─── Data entries ───

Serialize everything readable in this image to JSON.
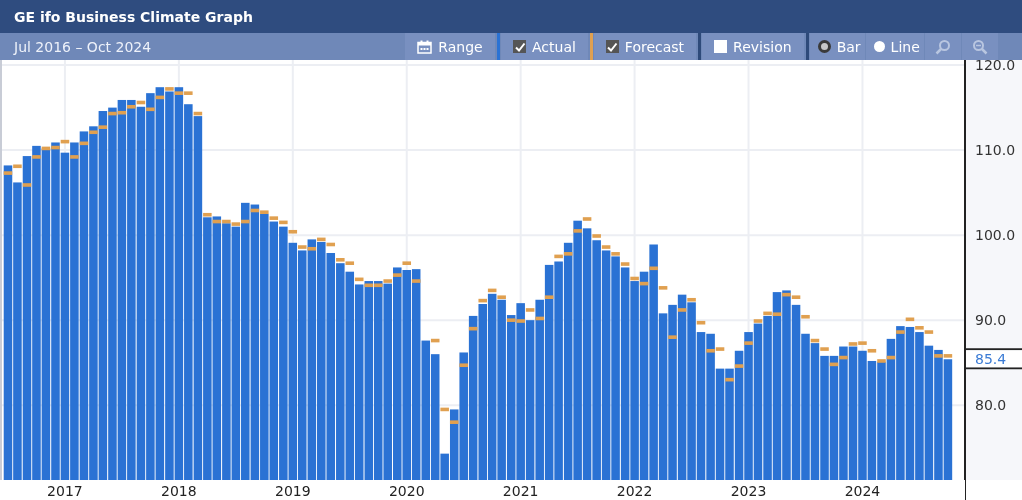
{
  "window": {
    "title": "GE ifo Business Climate Graph"
  },
  "toolbar": {
    "date_range": "Jul 2016 – Oct 2024",
    "range_button": "Range",
    "toggles": [
      {
        "checked": true,
        "color": "#2a72d4"
      },
      {
        "checked": true,
        "color": "#e0a050"
      },
      {
        "label": "Revision",
        "checked": false,
        "color": "#2e4a7a"
      }
    ],
    "chart_types": [
      {
        "label": "Bar",
        "selected": true
      },
      {
        "label": "Line",
        "selected": false
      }
    ]
  },
  "chart": {
    "last_value": "85.4",
    "chart_data": {
      "type": "bar",
      "xlim": [
        2016.43,
        2024.9
      ],
      "grid": true,
      "x": [
        2016.5,
        2016.583,
        2016.667,
        2016.75,
        2016.833,
        2016.917,
        2017,
        2017.083,
        2017.167,
        2017.25,
        2017.333,
        2017.417,
        2017.5,
        2017.583,
        2017.667,
        2017.75,
        2017.833,
        2017.917,
        2018,
        2018.083,
        2018.167,
        2018.25,
        2018.333,
        2018.417,
        2018.5,
        2018.583,
        2018.667,
        2018.75,
        2018.833,
        2018.917,
        2019,
        2019.083,
        2019.167,
        2019.25,
        2019.333,
        2019.417,
        2019.5,
        2019.583,
        2019.667,
        2019.75,
        2019.833,
        2019.917,
        2020,
        2020.083,
        2020.167,
        2020.25,
        2020.333,
        2020.417,
        2020.5,
        2020.583,
        2020.667,
        2020.75,
        2020.833,
        2020.917,
        2021,
        2021.083,
        2021.167,
        2021.25,
        2021.333,
        2021.417,
        2021.5,
        2021.583,
        2021.667,
        2021.75,
        2021.833,
        2021.917,
        2022,
        2022.083,
        2022.167,
        2022.25,
        2022.333,
        2022.417,
        2022.5,
        2022.583,
        2022.667,
        2022.75,
        2022.833,
        2022.917,
        2023,
        2023.083,
        2023.167,
        2023.25,
        2023.333,
        2023.417,
        2023.5,
        2023.583,
        2023.667,
        2023.75,
        2023.833,
        2023.917,
        2024,
        2024.083,
        2024.167,
        2024.25,
        2024.333,
        2024.417,
        2024.5,
        2024.583,
        2024.667,
        2024.75
      ],
      "series": [
        {
          "name": "Actual",
          "color": "#2a72d4",
          "values": [
            108.2,
            106.2,
            109.3,
            110.5,
            110.2,
            110.9,
            109.7,
            110.9,
            112.2,
            112.8,
            114.6,
            115.0,
            115.9,
            115.9,
            115.1,
            116.7,
            117.4,
            116.9,
            117.4,
            115.4,
            114.0,
            102.1,
            102.2,
            101.4,
            101.0,
            103.8,
            103.6,
            102.5,
            101.6,
            101.0,
            99.1,
            98.2,
            99.5,
            99.2,
            97.9,
            96.7,
            95.7,
            94.2,
            94.6,
            94.6,
            94.3,
            96.2,
            95.9,
            96.0,
            87.6,
            86.0,
            74.3,
            79.5,
            86.2,
            90.5,
            91.9,
            93.1,
            92.4,
            90.6,
            92.0,
            90.0,
            92.4,
            96.5,
            96.9,
            99.1,
            101.7,
            100.8,
            99.4,
            98.2,
            97.5,
            96.2,
            94.6,
            95.7,
            98.9,
            90.8,
            91.8,
            93.0,
            92.1,
            88.6,
            88.4,
            84.3,
            84.3,
            86.4,
            88.6,
            89.6,
            90.5,
            93.3,
            93.5,
            91.8,
            88.4,
            87.3,
            85.8,
            85.8,
            86.9,
            86.9,
            86.4,
            85.2,
            85.1,
            87.8,
            89.3,
            89.2,
            88.6,
            87.0,
            86.5,
            85.4
          ]
        },
        {
          "name": "Forecast",
          "type": "scatter",
          "color": "#e0a050",
          "values": [
            107.3,
            108.1,
            105.9,
            109.2,
            110.2,
            110.3,
            111.0,
            109.2,
            110.8,
            112.1,
            112.7,
            114.3,
            114.4,
            115.1,
            115.6,
            114.8,
            116.2,
            117.2,
            116.7,
            116.7,
            114.3,
            102.4,
            101.6,
            101.6,
            101.3,
            101.6,
            102.9,
            102.7,
            102.0,
            101.5,
            100.4,
            98.6,
            98.4,
            99.5,
            98.9,
            97.1,
            96.7,
            94.8,
            94.1,
            94.1,
            94.6,
            95.3,
            96.7,
            94.6,
            null,
            87.6,
            79.5,
            78.0,
            84.7,
            89.0,
            92.3,
            93.5,
            92.7,
            90.0,
            89.9,
            91.2,
            90.2,
            92.7,
            97.5,
            97.8,
            100.5,
            101.9,
            99.9,
            98.6,
            97.8,
            96.6,
            94.9,
            94.3,
            96.1,
            93.8,
            88.0,
            91.2,
            92.4,
            89.7,
            86.4,
            86.6,
            83.0,
            84.6,
            87.3,
            89.9,
            90.8,
            90.7,
            93.0,
            92.7,
            90.4,
            87.6,
            86.6,
            84.8,
            85.6,
            87.2,
            87.3,
            86.4,
            85.2,
            85.6,
            88.6,
            90.1,
            89.1,
            88.6,
            85.8,
            85.8
          ]
        }
      ],
      "ylim": [
        71.2,
        120.6
      ],
      "yticks": [
        {
          "value": 80,
          "label": "80.0"
        },
        {
          "value": 90,
          "label": "90.0"
        },
        {
          "value": 100,
          "label": "100.0"
        },
        {
          "value": 110,
          "label": "110.0"
        },
        {
          "value": 120,
          "label": "120.0"
        }
      ],
      "xticks": [
        2017,
        2018,
        2019,
        2020,
        2021,
        2022,
        2023,
        2024
      ]
    }
  }
}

───

» **Goal of the exercise**
Count the lines of the material that include the word "color", then report only the total.

» **Output for this exercise**
5